→ What is needed
Copy out all lines that carry the word "statistics".

— START OF Source records —

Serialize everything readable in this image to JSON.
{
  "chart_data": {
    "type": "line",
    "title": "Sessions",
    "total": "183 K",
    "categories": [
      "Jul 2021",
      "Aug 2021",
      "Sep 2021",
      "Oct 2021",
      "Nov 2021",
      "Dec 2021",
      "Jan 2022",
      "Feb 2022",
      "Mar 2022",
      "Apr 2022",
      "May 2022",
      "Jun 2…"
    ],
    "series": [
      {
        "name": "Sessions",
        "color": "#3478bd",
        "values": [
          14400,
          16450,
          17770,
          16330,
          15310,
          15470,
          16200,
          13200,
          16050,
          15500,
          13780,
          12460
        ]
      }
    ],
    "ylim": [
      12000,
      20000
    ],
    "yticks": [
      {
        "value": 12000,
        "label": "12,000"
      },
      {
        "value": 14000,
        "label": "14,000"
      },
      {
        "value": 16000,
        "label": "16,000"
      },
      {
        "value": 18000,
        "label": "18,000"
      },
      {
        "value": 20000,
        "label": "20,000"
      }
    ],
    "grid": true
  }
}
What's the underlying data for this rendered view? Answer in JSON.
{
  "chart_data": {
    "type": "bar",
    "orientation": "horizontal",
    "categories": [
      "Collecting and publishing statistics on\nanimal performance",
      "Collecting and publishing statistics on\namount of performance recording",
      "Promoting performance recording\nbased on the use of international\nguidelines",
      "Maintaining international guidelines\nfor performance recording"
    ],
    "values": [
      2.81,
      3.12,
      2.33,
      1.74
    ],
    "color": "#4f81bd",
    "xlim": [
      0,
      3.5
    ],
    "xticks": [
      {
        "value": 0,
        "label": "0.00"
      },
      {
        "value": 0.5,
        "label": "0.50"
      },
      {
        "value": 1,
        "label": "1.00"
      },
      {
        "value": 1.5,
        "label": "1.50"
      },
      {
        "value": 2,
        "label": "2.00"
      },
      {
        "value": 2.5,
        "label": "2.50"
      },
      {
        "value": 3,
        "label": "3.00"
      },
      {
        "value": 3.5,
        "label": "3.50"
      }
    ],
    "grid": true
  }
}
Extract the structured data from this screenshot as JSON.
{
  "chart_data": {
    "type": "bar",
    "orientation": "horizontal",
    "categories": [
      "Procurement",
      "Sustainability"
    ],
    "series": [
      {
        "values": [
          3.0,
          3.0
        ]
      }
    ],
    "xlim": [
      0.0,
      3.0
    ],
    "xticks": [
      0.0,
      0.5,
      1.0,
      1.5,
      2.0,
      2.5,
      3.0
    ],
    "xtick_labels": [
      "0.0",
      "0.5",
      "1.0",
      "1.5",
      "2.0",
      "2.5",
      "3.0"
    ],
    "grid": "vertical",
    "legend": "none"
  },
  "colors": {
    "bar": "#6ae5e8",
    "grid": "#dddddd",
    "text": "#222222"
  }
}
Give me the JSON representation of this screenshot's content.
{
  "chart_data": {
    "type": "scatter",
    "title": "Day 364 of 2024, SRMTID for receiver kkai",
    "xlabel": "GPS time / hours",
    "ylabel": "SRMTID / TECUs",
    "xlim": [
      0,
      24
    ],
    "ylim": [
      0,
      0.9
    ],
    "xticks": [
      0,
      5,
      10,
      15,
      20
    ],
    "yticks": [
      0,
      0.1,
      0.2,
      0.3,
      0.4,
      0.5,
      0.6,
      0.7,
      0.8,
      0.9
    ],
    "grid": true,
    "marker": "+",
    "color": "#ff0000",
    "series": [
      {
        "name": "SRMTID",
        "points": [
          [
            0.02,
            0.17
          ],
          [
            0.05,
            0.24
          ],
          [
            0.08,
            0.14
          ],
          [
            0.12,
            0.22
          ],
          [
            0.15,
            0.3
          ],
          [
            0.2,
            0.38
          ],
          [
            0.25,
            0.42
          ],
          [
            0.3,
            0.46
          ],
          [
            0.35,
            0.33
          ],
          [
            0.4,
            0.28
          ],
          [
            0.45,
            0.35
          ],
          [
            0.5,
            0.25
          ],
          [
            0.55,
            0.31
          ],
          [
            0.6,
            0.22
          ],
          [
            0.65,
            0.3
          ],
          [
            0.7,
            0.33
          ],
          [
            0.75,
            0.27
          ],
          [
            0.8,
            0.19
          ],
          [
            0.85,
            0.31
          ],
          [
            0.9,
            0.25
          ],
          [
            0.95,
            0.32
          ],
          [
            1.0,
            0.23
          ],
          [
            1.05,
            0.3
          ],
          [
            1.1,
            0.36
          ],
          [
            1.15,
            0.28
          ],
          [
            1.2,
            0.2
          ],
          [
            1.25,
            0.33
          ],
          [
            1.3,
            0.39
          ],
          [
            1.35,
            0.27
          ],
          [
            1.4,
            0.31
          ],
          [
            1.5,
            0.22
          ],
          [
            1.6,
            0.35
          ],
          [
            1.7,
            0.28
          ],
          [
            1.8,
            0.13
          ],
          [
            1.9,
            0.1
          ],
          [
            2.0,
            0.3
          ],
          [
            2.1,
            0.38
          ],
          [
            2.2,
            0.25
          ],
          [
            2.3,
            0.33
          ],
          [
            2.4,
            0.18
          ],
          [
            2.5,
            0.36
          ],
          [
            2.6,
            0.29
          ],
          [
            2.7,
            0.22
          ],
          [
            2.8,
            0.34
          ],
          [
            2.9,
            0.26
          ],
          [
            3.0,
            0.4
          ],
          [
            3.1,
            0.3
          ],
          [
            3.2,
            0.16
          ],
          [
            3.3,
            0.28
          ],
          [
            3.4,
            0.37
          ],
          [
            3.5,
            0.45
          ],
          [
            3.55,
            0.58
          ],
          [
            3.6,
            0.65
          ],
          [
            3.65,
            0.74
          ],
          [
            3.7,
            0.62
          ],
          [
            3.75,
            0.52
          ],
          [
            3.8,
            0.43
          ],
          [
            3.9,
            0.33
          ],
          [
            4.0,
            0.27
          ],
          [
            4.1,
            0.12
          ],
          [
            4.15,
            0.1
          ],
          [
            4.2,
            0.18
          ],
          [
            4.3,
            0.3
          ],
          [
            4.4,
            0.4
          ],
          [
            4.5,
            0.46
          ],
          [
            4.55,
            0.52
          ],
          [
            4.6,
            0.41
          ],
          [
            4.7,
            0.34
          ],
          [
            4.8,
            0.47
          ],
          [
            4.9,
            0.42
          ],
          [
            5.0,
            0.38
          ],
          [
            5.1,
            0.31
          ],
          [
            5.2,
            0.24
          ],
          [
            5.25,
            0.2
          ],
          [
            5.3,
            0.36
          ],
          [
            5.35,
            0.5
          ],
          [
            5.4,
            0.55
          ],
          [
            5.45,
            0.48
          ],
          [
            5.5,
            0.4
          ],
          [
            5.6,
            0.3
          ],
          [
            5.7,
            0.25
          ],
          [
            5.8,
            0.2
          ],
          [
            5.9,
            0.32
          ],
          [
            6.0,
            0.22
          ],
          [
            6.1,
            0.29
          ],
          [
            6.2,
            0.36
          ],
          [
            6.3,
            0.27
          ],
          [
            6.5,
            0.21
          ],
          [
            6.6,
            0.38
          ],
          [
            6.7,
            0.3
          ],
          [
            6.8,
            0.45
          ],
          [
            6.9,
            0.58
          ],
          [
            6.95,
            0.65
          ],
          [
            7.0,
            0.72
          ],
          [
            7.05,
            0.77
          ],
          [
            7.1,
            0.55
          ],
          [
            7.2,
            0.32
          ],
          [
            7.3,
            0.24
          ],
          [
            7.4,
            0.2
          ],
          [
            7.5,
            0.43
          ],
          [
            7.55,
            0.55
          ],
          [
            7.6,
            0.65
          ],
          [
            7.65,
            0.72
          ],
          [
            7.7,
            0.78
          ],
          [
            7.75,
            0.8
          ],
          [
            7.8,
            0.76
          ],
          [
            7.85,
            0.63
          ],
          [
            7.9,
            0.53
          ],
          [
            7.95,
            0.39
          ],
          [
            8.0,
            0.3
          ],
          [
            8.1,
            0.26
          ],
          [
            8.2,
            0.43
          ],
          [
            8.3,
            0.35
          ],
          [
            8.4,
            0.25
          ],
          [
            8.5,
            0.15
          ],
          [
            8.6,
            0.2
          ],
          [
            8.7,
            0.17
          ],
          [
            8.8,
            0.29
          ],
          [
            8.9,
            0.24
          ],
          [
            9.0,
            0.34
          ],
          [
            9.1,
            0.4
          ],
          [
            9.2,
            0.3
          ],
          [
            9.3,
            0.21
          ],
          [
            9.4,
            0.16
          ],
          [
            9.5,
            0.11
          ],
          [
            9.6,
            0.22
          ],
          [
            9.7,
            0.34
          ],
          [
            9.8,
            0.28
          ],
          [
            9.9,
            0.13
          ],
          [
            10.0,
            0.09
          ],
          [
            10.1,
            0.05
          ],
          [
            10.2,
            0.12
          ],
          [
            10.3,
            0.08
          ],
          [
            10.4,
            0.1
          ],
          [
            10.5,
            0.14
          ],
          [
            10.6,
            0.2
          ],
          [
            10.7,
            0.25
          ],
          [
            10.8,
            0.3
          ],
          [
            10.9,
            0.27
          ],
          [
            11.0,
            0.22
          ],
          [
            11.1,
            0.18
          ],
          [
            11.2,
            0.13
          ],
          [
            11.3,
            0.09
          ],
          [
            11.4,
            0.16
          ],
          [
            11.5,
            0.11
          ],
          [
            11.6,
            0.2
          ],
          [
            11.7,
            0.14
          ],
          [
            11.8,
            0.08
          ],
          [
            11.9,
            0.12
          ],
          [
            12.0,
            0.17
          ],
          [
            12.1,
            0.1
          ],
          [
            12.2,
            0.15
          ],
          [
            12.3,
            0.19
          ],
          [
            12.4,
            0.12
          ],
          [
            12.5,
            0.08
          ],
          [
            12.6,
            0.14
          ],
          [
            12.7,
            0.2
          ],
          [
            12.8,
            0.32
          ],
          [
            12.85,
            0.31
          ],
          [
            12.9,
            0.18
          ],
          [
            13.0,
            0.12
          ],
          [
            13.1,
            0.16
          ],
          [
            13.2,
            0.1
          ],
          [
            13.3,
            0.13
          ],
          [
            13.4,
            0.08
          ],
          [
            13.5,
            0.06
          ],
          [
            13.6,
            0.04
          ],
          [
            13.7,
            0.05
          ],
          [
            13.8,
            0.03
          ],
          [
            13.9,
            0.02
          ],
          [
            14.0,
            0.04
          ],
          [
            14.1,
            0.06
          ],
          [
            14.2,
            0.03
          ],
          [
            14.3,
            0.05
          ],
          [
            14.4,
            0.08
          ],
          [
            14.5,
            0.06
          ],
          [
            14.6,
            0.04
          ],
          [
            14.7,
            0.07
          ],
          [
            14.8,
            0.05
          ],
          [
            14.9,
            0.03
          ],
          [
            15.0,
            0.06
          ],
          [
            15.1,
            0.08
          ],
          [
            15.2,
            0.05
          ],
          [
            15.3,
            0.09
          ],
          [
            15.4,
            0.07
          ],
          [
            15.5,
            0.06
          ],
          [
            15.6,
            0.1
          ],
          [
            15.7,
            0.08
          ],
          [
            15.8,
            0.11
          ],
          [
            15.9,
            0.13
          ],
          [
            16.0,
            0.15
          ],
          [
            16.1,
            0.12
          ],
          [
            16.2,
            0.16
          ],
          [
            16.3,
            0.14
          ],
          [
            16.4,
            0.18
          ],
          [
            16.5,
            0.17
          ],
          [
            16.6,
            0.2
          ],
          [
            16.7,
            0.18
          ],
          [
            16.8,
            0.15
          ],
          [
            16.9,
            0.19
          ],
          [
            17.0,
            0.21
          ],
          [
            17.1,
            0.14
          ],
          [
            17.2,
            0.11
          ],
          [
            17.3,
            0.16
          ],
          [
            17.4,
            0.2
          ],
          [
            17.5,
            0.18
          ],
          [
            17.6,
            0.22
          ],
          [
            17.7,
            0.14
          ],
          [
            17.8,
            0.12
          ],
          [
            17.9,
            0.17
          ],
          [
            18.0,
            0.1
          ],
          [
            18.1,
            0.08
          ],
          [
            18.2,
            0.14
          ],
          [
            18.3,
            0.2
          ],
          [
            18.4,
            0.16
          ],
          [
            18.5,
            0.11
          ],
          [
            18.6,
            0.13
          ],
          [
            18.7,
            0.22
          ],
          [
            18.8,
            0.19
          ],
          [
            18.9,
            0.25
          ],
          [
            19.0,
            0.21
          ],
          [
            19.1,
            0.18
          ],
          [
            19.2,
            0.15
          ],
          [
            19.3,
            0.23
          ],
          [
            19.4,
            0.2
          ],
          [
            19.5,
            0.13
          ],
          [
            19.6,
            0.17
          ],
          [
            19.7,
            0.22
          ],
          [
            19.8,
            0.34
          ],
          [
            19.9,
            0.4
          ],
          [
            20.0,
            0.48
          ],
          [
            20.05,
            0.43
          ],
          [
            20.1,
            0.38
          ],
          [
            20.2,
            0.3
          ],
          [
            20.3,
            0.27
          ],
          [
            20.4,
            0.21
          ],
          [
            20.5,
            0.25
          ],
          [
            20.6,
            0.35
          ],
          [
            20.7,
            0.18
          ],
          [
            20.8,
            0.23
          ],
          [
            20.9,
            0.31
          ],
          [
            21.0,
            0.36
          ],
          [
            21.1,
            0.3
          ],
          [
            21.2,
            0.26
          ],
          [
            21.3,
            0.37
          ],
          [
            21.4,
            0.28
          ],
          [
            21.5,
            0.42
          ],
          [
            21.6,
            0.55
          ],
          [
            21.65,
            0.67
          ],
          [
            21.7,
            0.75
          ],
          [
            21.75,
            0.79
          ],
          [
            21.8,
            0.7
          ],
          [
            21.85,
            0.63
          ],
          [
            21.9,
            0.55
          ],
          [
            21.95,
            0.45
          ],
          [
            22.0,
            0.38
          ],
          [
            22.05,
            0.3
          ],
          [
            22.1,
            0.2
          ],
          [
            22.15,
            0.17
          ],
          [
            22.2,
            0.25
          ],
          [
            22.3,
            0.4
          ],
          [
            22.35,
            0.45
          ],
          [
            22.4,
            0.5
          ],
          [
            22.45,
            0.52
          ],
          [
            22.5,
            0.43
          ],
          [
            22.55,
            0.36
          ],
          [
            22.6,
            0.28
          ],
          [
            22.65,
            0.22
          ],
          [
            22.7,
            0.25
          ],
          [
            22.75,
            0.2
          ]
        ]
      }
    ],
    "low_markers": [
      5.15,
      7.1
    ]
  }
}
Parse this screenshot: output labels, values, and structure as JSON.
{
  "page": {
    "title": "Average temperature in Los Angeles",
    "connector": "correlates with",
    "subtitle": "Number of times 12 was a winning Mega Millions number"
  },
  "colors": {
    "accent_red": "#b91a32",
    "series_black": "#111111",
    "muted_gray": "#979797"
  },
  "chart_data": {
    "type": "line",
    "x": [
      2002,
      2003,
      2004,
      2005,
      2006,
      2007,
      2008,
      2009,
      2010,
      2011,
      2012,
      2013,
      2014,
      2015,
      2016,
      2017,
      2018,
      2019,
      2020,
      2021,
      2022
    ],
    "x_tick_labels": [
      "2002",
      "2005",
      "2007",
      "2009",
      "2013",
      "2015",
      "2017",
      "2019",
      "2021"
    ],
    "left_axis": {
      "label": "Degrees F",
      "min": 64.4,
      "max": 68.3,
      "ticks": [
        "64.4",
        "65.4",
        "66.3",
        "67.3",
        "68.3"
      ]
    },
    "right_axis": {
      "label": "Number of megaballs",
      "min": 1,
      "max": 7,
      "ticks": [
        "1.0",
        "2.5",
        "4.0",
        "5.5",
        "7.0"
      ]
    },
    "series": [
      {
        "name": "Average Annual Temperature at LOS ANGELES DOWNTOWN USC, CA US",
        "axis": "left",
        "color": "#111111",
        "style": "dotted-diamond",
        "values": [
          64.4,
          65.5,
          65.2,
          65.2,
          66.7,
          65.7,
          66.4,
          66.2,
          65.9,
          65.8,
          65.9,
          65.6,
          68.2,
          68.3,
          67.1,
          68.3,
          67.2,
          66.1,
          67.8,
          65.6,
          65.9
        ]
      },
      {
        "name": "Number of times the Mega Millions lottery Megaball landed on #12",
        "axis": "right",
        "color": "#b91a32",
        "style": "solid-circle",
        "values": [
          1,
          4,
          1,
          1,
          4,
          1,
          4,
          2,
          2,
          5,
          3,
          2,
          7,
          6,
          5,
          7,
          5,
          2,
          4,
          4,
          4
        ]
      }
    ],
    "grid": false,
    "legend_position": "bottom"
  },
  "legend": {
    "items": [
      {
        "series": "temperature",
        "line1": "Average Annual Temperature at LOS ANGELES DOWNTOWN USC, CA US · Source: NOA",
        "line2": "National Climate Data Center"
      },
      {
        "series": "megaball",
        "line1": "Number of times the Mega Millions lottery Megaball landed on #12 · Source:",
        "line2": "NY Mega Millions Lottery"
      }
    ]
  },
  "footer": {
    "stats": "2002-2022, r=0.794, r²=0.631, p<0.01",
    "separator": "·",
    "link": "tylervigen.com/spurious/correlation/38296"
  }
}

— END OF Source records —

→ Full solution
      "Collecting and publishing statistics on\nanimal performance",
      "Collecting and publishing statistics on\namount of performance recording",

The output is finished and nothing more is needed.